:: TASKS FOR THIS EXERCISE ::
A. Answer these from the core types reference:
(i) Which Elasticsearch version has passed its EOL date?
(ii) In the string mapping example, what value is stored when the message has a null value?
(iii) What is the default setting of the `store` attribute?
B. List each field in the sample tweet document from the core types reference, and give the type its explicit mapping assigns.

:: SOURCE EXCERPT ::

━━━━

Core Types | Reference [0.90]

WARNING: Version 0.90 of Elasticsearch has passed its EOL date.

This documentation is no longer being maintained and may be removed. If you are running this version, we strongly advise you to upgrade. For the latest information, see the current release documentation.

› › ›

« Types Array Type »

Core Typesedit

Each JSON field can be mapped to a specific core type. JSON itself already provides us with some typing, with its support for string, integer/long, float/double, boolean, and null.

The following sample tweet JSON document will be used to explain the core types:

{
    "tweet" {
        "user" : "kimchy"
        "message" : "This is a tweet!",
        "postDate" : "2009-11-15T14:12:12",
        "priority" : 4,
        "rank" : 12.3
    }
}

Explicit mapping for the above JSON tweet can be:

{
    "tweet" : {
        "properties" : {
            "user" : {"type" : "string", "index" : "not_analyzed"},
            "message" : {"type" : "string", "null_value" : "na"},
            "postDate" : {"type" : "date"},
            "priority" : {"type" : "integer"},
            "rank" : {"type" : "float"}
        }
    }
}

Stringedit

The text based string type is the most basic type, and contains one or more characters. An example mapping can be:

{
    "tweet" : {
        "properties" : {
            "message" : {
                "type" : "string",
                "store" : "yes",
                "index" : "analyzed",
                "null_value" : "na"
            },
            "user" : {
                "type" : "string",
                "index" : "not_analyzed",
                "norms" : {
                    "enabled" : false
                }
            }
        }
    }
}

The above mapping defines a string message property/field within the tweet type. The field is stored in the index (so it can later be retrieved using selective loading when searching), and it gets analyzed (broken down into searchable terms). If the message has a null value, then the value that will be stored is na. There is also a string user which is indexed as-is (not broken down into tokens) and has norms disabled (so that matching this field is a binary decision, no match is better than another one).

The following table lists all the attributes that can be used with the string type:

Attribute	Description
`index_name`	The name of the field that will be stored in the index. Defaults to the property/field name.
`store`	Set to `yes` to store actual field in the index, `no` to not store it. Defaults to `no` (note, the JSON document itself is stored, and it can be retrieved from it).

━━━━

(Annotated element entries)

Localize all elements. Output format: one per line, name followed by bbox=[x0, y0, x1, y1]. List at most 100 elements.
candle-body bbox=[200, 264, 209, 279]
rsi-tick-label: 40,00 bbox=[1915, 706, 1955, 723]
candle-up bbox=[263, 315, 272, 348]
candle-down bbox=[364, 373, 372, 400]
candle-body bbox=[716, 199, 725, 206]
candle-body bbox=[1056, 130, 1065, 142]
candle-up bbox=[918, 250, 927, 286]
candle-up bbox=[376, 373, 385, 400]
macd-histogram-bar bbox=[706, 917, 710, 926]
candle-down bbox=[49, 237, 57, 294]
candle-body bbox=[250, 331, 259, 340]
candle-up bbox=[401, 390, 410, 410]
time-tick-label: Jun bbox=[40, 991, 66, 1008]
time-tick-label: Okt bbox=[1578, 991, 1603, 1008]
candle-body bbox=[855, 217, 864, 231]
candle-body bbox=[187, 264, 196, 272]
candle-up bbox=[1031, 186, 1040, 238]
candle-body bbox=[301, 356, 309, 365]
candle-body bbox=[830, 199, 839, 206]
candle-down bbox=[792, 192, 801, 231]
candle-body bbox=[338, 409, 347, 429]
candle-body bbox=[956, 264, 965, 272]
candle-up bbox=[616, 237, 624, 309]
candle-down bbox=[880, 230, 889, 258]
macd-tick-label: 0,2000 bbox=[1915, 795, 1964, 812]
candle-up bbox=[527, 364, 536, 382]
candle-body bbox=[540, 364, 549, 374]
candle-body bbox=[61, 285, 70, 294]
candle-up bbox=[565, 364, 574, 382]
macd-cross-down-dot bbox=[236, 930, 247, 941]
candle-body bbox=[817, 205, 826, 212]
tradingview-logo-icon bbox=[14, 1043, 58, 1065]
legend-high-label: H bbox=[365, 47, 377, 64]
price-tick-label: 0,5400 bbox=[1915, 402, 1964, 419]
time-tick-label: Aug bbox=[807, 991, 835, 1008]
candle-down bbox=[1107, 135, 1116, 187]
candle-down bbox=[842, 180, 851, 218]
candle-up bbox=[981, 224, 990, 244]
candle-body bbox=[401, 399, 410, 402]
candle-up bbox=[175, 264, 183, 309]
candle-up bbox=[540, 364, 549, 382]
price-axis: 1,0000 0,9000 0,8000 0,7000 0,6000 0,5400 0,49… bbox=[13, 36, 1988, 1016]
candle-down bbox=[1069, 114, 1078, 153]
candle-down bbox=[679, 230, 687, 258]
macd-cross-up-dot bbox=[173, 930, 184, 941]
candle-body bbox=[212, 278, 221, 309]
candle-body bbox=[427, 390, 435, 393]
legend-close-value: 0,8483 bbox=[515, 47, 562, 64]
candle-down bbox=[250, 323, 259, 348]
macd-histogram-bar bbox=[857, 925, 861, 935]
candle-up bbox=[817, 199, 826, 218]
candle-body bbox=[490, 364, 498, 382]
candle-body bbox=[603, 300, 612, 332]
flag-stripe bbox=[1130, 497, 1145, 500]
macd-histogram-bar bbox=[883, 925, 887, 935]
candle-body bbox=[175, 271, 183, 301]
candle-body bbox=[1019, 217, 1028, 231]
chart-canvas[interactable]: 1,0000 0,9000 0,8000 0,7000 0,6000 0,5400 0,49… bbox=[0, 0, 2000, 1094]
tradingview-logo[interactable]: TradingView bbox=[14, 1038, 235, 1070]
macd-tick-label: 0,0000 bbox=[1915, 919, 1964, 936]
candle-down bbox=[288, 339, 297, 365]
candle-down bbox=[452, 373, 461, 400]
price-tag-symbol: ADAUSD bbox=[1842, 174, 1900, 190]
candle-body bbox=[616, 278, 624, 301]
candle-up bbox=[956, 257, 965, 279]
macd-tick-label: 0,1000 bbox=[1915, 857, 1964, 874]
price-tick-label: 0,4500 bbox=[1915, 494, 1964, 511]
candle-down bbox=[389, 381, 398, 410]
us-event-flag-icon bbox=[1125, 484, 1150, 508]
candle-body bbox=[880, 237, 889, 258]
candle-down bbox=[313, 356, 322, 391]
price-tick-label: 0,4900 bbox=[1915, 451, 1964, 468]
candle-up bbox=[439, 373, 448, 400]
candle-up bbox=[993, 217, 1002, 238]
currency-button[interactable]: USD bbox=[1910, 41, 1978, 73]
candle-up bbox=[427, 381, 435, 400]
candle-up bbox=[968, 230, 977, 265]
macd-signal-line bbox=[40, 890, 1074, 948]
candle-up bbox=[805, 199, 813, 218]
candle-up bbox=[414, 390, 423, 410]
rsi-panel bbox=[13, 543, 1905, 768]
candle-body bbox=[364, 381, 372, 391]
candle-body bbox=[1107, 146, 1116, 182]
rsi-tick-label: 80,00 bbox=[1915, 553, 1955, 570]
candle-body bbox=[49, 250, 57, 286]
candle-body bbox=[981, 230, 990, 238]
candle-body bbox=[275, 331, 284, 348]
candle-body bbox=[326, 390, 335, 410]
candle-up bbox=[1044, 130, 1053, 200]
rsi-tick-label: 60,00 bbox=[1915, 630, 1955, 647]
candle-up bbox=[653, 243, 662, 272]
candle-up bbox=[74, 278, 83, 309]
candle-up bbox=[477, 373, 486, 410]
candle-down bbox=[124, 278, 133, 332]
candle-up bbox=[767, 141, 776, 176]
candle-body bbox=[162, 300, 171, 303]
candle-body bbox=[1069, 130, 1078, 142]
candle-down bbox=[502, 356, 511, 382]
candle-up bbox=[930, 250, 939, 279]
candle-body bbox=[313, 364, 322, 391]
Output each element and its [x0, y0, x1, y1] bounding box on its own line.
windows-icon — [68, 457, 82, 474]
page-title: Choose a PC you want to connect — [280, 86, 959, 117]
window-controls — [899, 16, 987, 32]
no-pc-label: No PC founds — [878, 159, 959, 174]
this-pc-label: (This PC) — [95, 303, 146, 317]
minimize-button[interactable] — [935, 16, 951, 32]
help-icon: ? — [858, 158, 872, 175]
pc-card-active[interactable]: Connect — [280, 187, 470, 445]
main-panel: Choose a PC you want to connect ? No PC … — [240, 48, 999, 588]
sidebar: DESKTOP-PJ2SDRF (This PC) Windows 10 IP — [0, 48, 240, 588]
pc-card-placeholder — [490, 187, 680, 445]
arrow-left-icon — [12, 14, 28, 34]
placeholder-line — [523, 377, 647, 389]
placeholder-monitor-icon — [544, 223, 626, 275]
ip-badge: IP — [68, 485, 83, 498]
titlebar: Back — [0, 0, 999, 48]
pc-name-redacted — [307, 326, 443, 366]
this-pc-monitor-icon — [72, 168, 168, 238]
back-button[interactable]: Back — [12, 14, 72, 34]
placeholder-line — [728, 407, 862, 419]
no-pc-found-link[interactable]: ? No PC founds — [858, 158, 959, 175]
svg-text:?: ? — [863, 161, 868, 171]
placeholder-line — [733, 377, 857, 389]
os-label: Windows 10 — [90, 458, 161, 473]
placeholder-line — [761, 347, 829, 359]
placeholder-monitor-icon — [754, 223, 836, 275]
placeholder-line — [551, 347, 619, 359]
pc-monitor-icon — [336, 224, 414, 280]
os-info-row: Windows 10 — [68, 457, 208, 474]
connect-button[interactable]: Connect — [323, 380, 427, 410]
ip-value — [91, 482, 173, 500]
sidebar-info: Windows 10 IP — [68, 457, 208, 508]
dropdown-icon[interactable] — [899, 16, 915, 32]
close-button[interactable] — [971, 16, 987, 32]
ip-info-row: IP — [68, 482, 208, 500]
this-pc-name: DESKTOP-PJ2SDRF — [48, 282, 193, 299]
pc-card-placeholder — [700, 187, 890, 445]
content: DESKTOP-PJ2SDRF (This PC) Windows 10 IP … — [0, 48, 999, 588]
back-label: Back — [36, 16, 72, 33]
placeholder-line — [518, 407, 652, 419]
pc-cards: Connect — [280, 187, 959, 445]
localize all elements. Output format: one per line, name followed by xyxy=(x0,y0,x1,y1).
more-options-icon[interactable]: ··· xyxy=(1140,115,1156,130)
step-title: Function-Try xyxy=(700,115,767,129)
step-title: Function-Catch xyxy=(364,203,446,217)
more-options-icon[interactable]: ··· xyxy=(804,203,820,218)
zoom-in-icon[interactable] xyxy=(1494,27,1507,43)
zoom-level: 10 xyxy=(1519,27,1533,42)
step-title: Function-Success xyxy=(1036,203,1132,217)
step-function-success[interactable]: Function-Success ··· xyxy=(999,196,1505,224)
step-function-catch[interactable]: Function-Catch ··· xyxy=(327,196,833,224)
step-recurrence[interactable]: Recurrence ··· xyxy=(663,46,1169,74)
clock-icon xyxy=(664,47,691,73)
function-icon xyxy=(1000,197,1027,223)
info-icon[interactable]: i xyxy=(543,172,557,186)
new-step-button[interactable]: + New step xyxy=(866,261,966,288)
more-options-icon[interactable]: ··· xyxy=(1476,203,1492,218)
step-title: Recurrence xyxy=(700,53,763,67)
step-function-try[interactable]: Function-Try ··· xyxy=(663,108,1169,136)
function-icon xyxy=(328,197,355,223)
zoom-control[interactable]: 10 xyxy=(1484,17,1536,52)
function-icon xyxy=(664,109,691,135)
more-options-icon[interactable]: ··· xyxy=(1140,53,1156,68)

━━━━

:: SOLUTION LIST ::
A.
(i) Version 0.90
(ii) na
(iii) no

B.
- user: string
- message: string
- postDate: date
- priority: integer
- rank: float